◆ Work required:
Report every line in the listing below where the string "illness" shows up.

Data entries
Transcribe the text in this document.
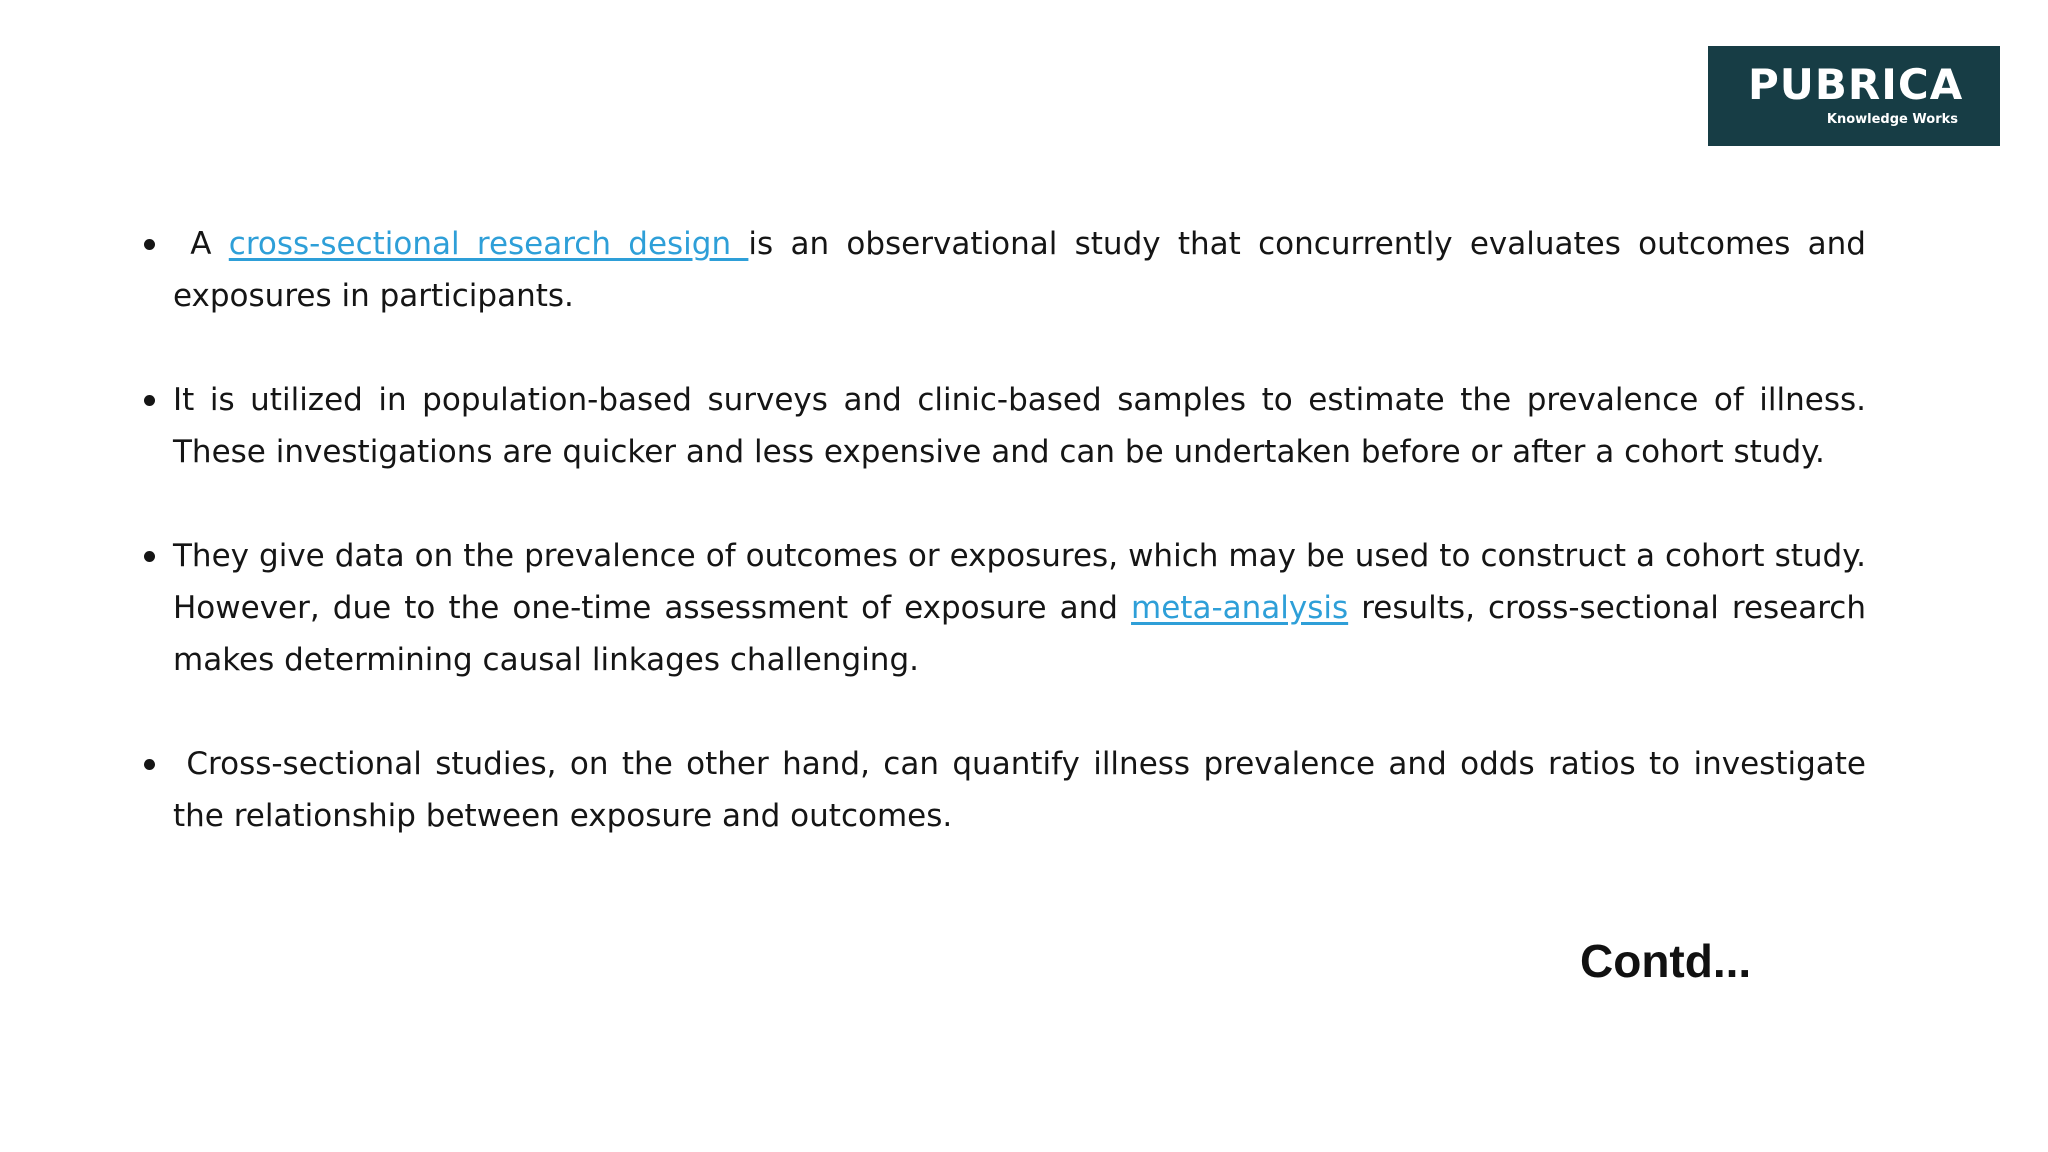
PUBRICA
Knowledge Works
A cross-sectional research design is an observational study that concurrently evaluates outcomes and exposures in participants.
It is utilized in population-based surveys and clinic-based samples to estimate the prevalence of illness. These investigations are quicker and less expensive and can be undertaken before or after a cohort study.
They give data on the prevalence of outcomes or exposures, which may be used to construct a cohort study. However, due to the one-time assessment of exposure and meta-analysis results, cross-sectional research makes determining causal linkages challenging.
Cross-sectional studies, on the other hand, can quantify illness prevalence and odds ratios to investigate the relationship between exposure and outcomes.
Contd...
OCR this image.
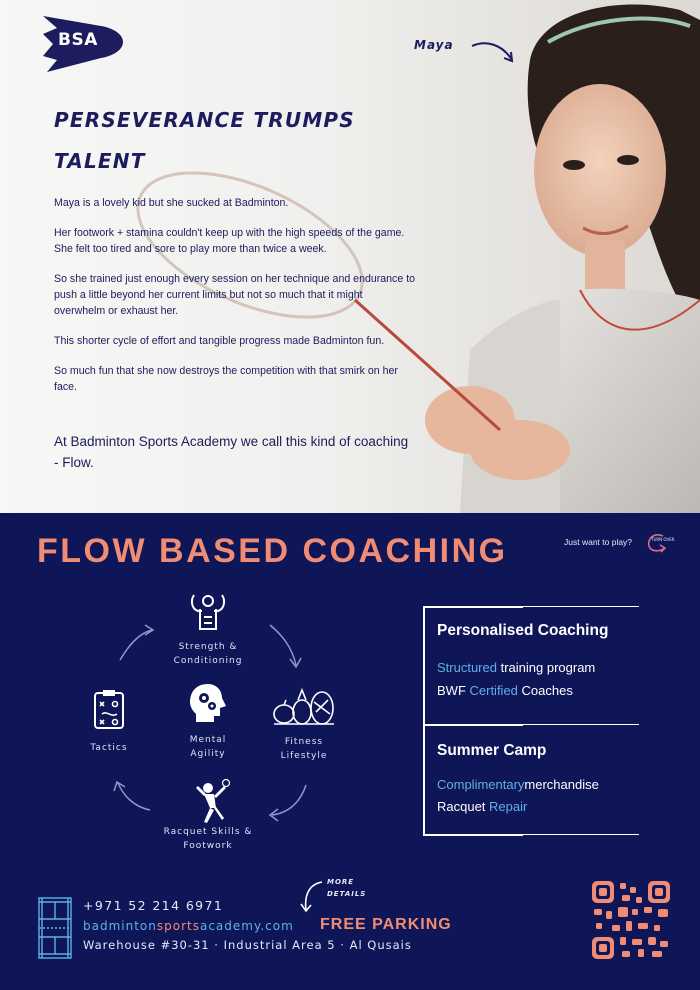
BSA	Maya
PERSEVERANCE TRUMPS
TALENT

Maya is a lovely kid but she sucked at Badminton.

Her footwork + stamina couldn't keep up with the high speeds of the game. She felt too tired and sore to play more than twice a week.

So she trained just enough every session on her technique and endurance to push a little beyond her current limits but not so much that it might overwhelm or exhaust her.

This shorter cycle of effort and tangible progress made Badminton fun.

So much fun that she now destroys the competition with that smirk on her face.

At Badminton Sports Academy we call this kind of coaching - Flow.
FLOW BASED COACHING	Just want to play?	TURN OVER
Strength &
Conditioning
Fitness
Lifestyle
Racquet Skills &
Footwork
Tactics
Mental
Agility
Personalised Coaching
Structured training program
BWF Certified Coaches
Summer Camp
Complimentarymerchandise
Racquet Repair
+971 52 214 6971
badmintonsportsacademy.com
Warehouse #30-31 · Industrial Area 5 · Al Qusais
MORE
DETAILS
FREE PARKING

◆ Correct response:
It is utilized in population-based surveys and clinic-based samples to estimate the prevalence of illness. These investigations are quicker and less expensive and can be undertaken before or after a cohort study.
Cross-sectional studies, on the other hand, can quantify illness prevalence and odds ratios to investigate the relationship between exposure and outcomes.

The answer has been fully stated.